[Required tasks]
**a.** Please condense the paragraph of the sugar passage that begins "To sum up, Mintz did a good job" into a short bulleted list that keeps its main facts.
**b.** Return the stretch of the sugar passage from "So, sugar became" through "really need them.", copied word for word.

[Text passage]
§

So, sugar became an indispensable product in a diet of every man. This could be predetermined by our need for calories or inborn love to food that tastes sweet. Anyways, sugar served as a basis for large industries, its production favored slavery, migration and industrialization. As the result, the lifestyle of people changed, they tried to accommodate their nutrition to the new way of life, thus consuming more and more sugar. Similarly, there are many other products in our world which seem to be indispensible and it feels that they appear just when we need them. However, it may be so that they are consumed because someone makes profit of them and they can serve as a means of power, just like sugar did. Really, every day we start consuming new things like computer technologies, expensive cars, wear brand clothes, eat new food, but hardly anyone thinks whether we really need them.
To sum up, Mintz did a good job writing his book – the analysis is deep and suggests full information on sugar. If I were to suggest new areas of the study, I would concentrate on a psychological effect a change in eating habit has on masses. For example, why it is so easy to impose some product on masses making them believe they need it. It would be useful to analyze other products people consume which have similar effect on modern world. It would also particularly be interesting to forecast what our world would be provided sugar had not been introduced into the diet of Englishmen. To answer these questions one would need to conduct polls, see how a particular product travels from one country to another, analyze to what extend advertisement is useful and what aspects of a product are being advertised and predict what global market would be if popular products were not consumed.

§

[The data]
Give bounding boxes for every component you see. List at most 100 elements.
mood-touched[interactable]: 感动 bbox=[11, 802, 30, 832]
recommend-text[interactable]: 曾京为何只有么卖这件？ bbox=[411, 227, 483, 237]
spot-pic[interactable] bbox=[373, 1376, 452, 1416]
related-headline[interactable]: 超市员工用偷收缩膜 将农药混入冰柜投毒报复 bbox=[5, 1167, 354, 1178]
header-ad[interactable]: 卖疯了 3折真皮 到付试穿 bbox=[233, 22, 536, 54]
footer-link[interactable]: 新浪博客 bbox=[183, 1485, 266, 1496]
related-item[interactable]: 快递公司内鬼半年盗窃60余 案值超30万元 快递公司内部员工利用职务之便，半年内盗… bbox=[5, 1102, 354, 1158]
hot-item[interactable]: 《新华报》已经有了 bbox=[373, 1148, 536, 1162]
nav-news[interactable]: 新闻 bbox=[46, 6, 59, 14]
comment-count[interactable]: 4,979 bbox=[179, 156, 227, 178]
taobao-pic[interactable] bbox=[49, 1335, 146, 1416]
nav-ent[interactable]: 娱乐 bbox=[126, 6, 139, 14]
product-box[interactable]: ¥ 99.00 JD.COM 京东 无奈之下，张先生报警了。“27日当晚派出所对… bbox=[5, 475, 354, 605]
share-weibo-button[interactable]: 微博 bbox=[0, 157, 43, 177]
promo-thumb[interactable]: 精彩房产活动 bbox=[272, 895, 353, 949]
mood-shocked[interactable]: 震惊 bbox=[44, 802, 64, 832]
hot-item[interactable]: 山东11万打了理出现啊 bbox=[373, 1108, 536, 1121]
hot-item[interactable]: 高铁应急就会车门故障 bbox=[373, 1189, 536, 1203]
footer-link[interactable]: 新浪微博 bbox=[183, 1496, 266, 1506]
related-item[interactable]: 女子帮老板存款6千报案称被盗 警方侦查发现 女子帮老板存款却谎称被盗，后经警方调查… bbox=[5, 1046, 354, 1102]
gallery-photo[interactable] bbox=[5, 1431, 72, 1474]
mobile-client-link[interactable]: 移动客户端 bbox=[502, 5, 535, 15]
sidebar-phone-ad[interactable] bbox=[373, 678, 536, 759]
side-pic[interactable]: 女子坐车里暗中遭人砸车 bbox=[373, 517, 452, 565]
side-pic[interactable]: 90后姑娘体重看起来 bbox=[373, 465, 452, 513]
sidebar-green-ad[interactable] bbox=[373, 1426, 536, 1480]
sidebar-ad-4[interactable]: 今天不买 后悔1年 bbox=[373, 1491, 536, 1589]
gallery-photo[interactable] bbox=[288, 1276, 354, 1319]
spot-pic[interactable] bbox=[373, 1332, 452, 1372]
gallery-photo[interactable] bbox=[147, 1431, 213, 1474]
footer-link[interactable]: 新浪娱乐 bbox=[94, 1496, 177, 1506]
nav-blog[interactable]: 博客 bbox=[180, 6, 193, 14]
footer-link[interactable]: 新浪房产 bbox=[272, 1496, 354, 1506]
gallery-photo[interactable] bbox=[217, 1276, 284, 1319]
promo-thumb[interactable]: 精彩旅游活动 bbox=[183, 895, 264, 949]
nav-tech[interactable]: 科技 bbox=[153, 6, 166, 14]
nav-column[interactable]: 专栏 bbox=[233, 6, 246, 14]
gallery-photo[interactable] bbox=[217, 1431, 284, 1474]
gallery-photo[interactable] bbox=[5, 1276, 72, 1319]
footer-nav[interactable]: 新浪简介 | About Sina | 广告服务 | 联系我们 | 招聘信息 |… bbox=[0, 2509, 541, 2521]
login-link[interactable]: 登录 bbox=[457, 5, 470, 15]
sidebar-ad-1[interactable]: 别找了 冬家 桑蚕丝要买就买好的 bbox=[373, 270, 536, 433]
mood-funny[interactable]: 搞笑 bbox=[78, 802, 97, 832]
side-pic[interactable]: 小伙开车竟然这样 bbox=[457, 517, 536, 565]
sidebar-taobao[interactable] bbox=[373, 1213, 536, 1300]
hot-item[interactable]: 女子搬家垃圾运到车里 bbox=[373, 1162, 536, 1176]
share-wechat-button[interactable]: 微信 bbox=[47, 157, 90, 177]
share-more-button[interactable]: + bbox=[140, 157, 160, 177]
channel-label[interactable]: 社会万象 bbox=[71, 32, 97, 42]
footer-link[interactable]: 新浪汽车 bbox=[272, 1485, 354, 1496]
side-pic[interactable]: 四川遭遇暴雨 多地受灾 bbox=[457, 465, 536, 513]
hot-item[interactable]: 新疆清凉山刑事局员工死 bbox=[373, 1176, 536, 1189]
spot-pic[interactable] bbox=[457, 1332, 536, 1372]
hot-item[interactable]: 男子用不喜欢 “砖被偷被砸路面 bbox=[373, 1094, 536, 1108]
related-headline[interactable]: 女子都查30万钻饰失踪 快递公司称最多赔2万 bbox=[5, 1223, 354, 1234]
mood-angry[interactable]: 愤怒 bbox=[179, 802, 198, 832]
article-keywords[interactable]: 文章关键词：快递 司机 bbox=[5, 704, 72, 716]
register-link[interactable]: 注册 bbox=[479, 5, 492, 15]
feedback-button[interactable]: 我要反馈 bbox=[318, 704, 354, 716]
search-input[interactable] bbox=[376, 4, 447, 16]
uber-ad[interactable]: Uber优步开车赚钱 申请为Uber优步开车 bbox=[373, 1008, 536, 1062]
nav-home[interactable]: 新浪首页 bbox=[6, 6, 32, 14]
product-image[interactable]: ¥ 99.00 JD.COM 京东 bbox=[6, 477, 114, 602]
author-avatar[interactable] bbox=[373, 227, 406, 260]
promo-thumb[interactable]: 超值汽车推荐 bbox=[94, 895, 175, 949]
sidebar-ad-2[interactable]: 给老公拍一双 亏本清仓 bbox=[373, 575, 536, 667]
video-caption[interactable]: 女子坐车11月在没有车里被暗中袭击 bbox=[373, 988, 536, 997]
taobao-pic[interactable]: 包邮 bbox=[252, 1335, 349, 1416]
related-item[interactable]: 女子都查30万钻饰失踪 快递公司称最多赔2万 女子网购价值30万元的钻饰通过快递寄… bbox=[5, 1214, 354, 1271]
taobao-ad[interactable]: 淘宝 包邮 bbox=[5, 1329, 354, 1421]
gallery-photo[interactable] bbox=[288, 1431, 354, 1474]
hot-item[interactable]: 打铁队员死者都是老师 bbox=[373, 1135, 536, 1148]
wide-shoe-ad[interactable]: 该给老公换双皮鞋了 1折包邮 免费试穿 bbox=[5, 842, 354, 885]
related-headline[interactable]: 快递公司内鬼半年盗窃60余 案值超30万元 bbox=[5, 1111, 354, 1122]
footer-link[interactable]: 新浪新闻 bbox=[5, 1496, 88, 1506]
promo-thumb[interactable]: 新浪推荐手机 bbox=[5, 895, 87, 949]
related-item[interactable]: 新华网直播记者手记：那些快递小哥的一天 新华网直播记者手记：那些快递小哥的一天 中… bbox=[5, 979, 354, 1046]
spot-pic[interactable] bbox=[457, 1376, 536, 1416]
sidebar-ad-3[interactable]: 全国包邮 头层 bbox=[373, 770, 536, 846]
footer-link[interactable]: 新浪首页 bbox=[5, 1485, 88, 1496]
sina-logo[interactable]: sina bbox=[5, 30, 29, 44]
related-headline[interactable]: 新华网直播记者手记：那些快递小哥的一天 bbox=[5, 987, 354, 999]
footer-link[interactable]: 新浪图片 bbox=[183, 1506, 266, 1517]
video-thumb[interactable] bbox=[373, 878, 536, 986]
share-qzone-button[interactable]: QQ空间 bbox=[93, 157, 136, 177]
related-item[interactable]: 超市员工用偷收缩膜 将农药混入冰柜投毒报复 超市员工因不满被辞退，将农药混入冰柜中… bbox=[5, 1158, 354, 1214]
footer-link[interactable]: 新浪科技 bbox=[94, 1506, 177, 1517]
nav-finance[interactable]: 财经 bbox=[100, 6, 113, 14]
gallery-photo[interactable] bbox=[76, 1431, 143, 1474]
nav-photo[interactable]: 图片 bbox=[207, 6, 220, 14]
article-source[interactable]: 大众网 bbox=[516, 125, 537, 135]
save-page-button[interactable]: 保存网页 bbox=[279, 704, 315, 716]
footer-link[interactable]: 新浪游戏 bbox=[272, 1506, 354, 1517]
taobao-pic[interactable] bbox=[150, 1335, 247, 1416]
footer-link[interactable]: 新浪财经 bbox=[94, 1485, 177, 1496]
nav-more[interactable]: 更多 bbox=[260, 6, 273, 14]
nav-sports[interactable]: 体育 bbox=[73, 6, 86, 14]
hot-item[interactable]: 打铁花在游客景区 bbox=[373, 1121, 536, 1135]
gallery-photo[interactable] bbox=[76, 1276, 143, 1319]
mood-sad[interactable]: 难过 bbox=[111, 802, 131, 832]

§

[Responses per task]
**a.**
- Mintz's book on sugar is praised for deep analysis and full information.
- Suggested new study area: the psychological effect that a change in eating habits has on the masses, such as why a product is so easily imposed on people who then believe they need it.
- Other products with a similar effect on the modern world could also be analyzed.
- Another topic: forecasting what the world would be like if sugar had not entered the English diet.
- Methods for answering these questions: polls, tracing how a product travels between countries, examining how useful advertising is and which product aspects get advertised, and predicting the global market if popular products were not consumed.

**b.**
So, sugar became an indispensable product in a diet of every man. This could be predetermined by our need for calories or inborn love to food that tastes sweet. Anyways, sugar served as a basis for large industries, its production favored slavery, migration and industrialization. As the result, the lifestyle of people changed, they tried to accommodate their nutrition to the new way of life, thus consuming more and more sugar. Similarly, there are many other products in our world which seem to be indispensible and it feels that they appear just when we need them. However, it may be so that they are consumed because someone makes profit of them and they can serve as a means of power, just like sugar did. Really, every day we start consuming new things like computer technologies, expensive cars, wear brand clothes, eat new food, but hardly anyone thinks whether we really need them.